> **Data listing**:
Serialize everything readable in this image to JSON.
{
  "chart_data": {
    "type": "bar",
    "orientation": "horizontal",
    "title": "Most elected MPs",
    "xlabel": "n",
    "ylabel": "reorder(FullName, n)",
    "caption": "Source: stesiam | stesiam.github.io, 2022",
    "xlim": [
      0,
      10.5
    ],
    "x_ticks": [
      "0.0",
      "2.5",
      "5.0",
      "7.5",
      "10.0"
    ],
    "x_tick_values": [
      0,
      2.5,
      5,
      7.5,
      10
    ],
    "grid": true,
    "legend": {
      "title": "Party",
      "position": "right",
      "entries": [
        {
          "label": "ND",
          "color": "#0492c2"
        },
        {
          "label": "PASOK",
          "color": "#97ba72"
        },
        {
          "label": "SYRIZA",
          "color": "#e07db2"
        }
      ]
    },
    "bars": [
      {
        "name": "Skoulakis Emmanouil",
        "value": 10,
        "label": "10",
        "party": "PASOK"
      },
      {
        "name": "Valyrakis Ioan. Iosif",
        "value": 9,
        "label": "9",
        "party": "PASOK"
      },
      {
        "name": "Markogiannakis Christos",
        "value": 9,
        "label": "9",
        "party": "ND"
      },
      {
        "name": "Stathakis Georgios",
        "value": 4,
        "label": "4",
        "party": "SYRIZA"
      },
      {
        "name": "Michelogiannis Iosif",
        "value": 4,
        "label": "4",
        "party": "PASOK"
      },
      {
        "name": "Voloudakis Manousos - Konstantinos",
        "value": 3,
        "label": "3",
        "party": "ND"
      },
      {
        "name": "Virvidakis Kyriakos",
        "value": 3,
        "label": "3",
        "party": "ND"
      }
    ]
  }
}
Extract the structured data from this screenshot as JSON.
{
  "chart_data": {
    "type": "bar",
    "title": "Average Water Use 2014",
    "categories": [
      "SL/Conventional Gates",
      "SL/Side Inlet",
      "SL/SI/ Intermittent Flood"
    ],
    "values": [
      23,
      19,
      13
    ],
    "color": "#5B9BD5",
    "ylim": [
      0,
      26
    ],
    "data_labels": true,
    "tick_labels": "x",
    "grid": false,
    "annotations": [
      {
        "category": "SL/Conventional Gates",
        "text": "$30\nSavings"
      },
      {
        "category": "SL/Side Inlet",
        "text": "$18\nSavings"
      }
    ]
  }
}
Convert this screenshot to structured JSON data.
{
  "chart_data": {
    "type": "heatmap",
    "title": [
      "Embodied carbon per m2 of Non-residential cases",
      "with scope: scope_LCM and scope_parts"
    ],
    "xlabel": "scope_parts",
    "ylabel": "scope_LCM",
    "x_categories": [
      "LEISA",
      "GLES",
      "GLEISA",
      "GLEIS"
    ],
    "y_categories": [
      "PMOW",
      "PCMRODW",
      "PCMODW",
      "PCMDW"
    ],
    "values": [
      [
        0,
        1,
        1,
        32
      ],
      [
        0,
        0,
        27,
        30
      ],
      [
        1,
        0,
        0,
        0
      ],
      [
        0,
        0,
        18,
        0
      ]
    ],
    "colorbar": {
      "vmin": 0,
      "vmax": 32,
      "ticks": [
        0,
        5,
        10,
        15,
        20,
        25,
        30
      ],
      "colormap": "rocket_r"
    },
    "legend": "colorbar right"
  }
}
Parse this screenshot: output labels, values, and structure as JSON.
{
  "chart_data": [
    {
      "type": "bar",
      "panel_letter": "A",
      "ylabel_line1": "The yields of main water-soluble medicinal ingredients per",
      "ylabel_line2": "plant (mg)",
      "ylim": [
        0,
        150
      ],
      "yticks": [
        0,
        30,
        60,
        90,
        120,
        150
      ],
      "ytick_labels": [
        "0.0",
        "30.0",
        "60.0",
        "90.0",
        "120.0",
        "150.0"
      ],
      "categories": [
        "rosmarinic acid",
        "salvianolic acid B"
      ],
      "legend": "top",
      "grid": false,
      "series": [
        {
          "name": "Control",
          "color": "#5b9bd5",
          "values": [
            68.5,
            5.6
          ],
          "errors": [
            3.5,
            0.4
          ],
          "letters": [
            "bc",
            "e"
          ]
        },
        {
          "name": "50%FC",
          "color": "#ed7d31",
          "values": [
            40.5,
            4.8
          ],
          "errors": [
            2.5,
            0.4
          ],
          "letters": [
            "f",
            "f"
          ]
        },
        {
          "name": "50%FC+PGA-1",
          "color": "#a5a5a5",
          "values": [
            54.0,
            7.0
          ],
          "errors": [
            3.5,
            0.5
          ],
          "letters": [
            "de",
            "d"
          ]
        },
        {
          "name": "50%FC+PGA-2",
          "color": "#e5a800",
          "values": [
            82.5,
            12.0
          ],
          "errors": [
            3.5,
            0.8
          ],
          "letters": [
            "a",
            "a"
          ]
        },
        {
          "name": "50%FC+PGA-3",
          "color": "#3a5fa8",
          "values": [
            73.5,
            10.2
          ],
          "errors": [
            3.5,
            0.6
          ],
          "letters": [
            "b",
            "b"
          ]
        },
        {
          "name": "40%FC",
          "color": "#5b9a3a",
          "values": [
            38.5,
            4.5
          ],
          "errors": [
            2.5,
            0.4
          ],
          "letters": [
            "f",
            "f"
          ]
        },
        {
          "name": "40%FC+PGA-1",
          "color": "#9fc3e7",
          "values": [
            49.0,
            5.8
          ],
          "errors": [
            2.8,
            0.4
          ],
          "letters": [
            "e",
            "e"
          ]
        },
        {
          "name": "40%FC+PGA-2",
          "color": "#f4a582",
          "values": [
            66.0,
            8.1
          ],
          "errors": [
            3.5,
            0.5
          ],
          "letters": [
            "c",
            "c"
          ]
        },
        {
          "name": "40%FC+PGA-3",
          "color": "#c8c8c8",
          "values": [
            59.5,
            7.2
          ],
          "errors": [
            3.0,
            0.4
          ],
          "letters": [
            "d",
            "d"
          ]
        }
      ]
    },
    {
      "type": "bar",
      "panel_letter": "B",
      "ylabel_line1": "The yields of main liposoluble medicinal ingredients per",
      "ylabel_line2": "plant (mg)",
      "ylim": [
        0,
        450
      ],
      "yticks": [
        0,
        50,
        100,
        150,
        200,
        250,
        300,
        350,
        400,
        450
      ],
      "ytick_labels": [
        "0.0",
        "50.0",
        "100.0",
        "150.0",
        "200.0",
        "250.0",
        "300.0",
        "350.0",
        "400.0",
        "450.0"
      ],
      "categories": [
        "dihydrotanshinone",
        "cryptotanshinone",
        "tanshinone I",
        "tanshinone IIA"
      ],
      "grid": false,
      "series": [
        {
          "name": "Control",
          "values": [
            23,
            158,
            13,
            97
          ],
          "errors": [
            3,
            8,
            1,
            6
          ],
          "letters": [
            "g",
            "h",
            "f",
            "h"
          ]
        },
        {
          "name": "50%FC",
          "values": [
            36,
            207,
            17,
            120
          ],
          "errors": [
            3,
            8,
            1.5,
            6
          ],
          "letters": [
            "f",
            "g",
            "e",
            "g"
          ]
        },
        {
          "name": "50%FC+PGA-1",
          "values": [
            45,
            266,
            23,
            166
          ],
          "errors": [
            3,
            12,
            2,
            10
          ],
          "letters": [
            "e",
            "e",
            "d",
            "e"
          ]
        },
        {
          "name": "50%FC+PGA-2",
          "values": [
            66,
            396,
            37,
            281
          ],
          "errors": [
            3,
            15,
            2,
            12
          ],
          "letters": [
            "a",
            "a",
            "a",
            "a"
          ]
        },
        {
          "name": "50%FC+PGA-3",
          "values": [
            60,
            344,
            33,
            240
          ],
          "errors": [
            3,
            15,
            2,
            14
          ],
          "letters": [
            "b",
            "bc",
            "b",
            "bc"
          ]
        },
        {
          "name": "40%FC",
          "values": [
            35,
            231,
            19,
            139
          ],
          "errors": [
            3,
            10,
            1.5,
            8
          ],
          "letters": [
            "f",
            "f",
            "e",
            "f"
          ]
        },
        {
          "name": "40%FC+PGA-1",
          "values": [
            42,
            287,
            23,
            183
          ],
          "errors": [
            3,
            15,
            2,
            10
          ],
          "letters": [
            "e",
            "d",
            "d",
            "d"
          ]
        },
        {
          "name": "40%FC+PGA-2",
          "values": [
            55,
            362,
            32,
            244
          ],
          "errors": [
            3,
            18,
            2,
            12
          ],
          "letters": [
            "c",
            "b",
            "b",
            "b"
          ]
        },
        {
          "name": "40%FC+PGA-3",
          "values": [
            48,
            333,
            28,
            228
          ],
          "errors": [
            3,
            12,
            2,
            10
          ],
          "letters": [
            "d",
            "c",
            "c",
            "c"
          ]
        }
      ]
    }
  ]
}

> **Your objective**: Go through the material line by line. Show each line that contains the string "JSON".

> **Solution**:
Serialize everything readable in this image to JSON.
Extract the structured data from this screenshot as JSON.
Convert this screenshot to structured JSON data.
Parse this screenshot: output labels, values, and structure as JSON.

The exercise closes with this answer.